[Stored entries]
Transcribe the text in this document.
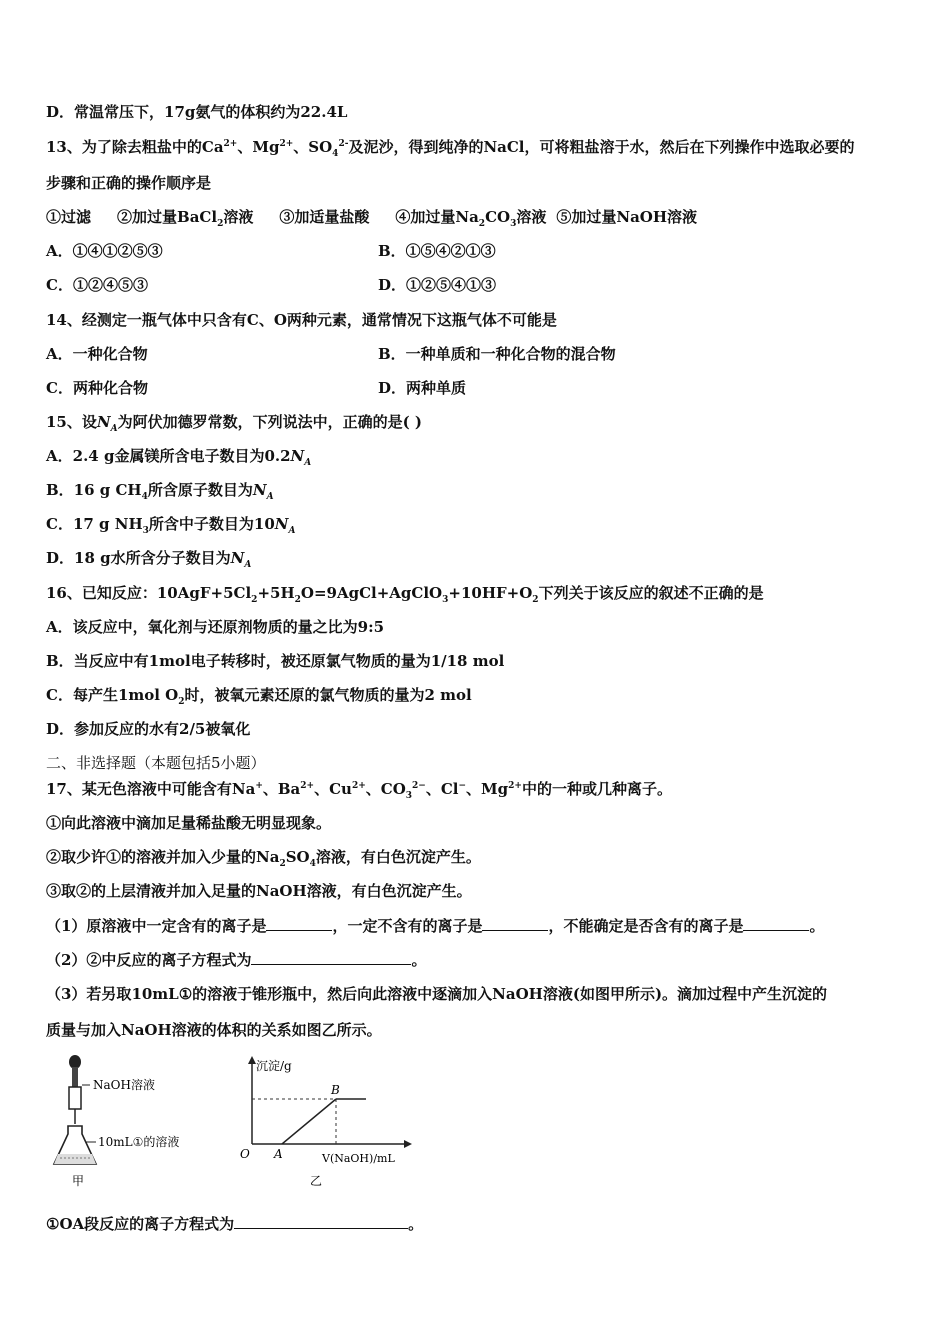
D．常温常压下，17g氨气的体积约为22.4L
13、为了除去粗盐中的$Ca^{2+}$、$Mg^{2+}$、$SO_4^{2-}$及泥沙，得到纯净的NaCl，可将粗盐溶于水，然后在下列操作中选取必要的
步骤和正确的操作顺序是
①过滤 ②加过量BaCl$_2$溶液 ③加适量盐酸 ④加过量$Na_2CO_3$溶液 ⑤加过量NaOH溶液
A．①④①②⑤③	B．①⑤④②①③
C．①②④⑤③	D．①②⑤④①③
14、经测定一瓶气体中只含有C、O两种元素，通常情况下这瓶气体不可能是
A．一种化合物	B．一种单质和一种化合物的混合物
C．两种化合物	D．两种单质
15、设$N_A$为阿伏加德罗常数，下列说法中，正确的是( )
A．2.4 g金属镁所含电子数目为$0.2N_A$
B．16 g $CH_4$所含原子数目为$N_A$
C．17 g $NH_3$所含中子数目为$10N_A$
D．18 g水所含分子数目为$N_A$
16、已知反应：$10AgF+5Cl_2+5H_2O=9AgCl+AgClO_3+10HF+O_2$下列关于该反应的叙述不正确的是
A．该反应中，氧化剂与还原剂物质的量之比为9:5
B．当反应中有1mol电子转移时，被还原氯气物质的量为1/18 mol
C．每产生1mol $O_2$时，被氧元素还原的氯气物质的量为2 mol
D．参加反应的水有2/5被氧化
二、非选择题（本题包括5小题）
17、某无色溶液中可能含有Na+、$Ba^{2+}$、$Cu^{2+}$、$CO_3^{2-}$、Cl−、$Mg^{2+}$中的一种或几种离子。
①向此溶液中滴加足量稀盐酸无明显现象。
②取少许①的溶液并加入少量的$Na_2SO_4$溶液，有白色沉淀产生。
③取②的上层清液并加入足量的NaOH溶液，有白色沉淀产生。
（1）原溶液中一定含有的离子是	，一定不含有的离子是	，不能确定是否含有的离子是	。
（2）②中反应的离子方程式为	。
（3）若另取10mL①的溶液于锥形瓶中，然后向此溶液中逐滴加入NaOH溶液(如图甲所示)。滴加过程中产生沉淀的
质量与加入NaOH溶液的体积的关系如图乙所示。
NaOH溶液
10mL①的溶液
甲
沉淀/g
B
O A	V(NaOH)/mL
乙
①OA段反应的离子方程式为	。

*Task statement*.
List the lines of the entries that include "有白色沉淀产生".

*Answer to this problem*.
②取少许①的溶液并加入少量的$Na_2SO_4$溶液，有白色沉淀产生。
③取②的上层清液并加入足量的NaOH溶液，有白色沉淀产生。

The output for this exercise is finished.